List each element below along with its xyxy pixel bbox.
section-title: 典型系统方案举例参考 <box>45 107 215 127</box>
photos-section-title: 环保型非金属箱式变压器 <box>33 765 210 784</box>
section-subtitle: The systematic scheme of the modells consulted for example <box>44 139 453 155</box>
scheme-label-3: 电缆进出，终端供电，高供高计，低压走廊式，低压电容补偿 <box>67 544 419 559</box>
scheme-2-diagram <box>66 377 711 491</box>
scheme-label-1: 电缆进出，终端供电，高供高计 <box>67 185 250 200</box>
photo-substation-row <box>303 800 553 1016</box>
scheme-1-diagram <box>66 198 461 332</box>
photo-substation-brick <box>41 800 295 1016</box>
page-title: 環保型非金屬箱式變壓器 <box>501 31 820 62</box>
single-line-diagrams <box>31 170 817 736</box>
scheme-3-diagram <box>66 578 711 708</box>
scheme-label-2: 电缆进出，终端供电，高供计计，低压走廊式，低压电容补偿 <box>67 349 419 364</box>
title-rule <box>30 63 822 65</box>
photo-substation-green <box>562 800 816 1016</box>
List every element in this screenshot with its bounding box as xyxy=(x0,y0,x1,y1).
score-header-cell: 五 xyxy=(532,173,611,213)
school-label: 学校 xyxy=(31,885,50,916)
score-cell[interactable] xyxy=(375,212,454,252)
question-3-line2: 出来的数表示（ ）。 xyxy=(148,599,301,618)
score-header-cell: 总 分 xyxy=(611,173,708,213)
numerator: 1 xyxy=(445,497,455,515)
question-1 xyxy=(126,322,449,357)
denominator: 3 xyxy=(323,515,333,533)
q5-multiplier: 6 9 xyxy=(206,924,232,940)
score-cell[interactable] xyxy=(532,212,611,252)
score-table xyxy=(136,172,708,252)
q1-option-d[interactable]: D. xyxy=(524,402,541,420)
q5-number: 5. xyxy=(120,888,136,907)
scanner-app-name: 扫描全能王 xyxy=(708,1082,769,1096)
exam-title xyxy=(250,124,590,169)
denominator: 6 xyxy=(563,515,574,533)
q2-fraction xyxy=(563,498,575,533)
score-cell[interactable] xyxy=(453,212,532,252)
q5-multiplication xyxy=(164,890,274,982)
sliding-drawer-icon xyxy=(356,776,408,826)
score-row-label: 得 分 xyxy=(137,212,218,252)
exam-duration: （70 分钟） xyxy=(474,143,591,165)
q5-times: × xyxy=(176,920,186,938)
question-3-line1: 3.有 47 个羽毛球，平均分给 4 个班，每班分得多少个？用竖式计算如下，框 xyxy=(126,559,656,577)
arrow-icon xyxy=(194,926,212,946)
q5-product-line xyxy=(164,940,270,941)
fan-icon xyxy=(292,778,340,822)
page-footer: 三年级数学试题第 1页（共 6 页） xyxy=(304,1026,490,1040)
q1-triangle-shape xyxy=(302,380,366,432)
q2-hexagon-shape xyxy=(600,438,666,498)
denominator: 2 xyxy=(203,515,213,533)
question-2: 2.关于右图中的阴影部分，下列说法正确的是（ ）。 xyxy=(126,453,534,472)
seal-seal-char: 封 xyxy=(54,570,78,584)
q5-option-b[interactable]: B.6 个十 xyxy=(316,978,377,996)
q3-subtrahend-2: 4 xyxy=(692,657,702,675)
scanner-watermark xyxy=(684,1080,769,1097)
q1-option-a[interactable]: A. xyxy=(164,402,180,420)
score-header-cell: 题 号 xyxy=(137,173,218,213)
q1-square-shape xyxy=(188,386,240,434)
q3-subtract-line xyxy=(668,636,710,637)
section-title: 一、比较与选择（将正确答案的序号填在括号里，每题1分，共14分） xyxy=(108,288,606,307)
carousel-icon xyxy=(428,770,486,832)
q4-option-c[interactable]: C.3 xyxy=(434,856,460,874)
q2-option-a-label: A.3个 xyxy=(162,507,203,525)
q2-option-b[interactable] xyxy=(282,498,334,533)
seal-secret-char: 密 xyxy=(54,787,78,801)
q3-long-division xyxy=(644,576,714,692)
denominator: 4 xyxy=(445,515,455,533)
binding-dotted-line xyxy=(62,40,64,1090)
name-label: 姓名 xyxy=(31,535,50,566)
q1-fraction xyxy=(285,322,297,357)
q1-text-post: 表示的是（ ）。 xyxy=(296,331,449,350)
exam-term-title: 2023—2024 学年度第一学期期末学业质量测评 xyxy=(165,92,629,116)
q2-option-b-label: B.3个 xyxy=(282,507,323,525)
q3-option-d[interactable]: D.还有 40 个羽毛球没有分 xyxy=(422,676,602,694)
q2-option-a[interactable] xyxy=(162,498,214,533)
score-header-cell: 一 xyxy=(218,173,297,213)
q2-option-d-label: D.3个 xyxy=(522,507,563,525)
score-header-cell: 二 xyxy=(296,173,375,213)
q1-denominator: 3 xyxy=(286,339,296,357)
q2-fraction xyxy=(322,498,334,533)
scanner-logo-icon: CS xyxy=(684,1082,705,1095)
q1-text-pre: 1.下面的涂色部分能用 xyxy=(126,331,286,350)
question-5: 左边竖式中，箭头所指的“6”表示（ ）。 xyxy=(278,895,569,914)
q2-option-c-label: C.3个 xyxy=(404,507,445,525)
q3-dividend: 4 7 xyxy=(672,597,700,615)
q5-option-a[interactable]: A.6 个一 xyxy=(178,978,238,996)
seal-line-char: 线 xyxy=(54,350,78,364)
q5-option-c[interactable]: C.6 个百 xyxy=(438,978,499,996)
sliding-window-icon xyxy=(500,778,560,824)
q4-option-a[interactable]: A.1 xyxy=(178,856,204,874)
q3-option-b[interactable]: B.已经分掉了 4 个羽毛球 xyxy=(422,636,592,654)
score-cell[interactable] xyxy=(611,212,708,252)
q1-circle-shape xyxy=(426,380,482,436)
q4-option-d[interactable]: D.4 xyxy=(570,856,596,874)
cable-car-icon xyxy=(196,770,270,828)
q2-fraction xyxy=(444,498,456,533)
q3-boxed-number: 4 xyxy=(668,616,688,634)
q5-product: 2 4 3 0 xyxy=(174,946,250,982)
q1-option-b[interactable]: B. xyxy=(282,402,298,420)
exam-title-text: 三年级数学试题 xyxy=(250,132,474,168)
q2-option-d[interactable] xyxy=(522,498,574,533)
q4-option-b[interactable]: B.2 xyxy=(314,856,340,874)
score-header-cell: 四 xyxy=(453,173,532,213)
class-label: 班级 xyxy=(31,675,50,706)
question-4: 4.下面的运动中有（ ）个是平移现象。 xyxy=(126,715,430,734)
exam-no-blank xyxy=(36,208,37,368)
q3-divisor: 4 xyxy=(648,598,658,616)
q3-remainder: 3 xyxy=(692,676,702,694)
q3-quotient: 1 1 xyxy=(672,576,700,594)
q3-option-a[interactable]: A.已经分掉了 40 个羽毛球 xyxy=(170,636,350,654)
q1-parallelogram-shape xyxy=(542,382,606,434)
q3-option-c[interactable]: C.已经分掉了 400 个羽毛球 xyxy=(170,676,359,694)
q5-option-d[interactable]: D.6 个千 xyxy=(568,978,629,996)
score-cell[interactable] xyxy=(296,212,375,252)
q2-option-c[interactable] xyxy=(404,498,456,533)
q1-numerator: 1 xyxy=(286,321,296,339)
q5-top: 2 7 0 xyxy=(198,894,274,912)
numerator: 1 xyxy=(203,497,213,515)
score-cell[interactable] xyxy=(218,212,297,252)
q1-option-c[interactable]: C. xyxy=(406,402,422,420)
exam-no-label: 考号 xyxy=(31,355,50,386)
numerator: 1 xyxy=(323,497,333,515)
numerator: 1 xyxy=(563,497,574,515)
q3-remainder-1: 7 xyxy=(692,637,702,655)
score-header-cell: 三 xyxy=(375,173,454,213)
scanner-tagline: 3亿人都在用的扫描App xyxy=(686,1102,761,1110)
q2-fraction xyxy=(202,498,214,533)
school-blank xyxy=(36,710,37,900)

◆ TASK DESCRIPTION ◆
Retype the rows from the start through the line that contains "scheme-2-diagram <box>66 377 711 491</box>", both ends included, keeping every character unchanged.

◆ RESULT ◆
List each element below along with its xyxy pixel bbox.
section-title: 典型系统方案举例参考 <box>45 107 215 127</box>
photos-section-title: 环保型非金属箱式变压器 <box>33 765 210 784</box>
section-subtitle: The systematic scheme of the modells consulted for example <box>44 139 453 155</box>
scheme-label-3: 电缆进出，终端供电，高供高计，低压走廊式，低压电容补偿 <box>67 544 419 559</box>
scheme-2-diagram <box>66 377 711 491</box>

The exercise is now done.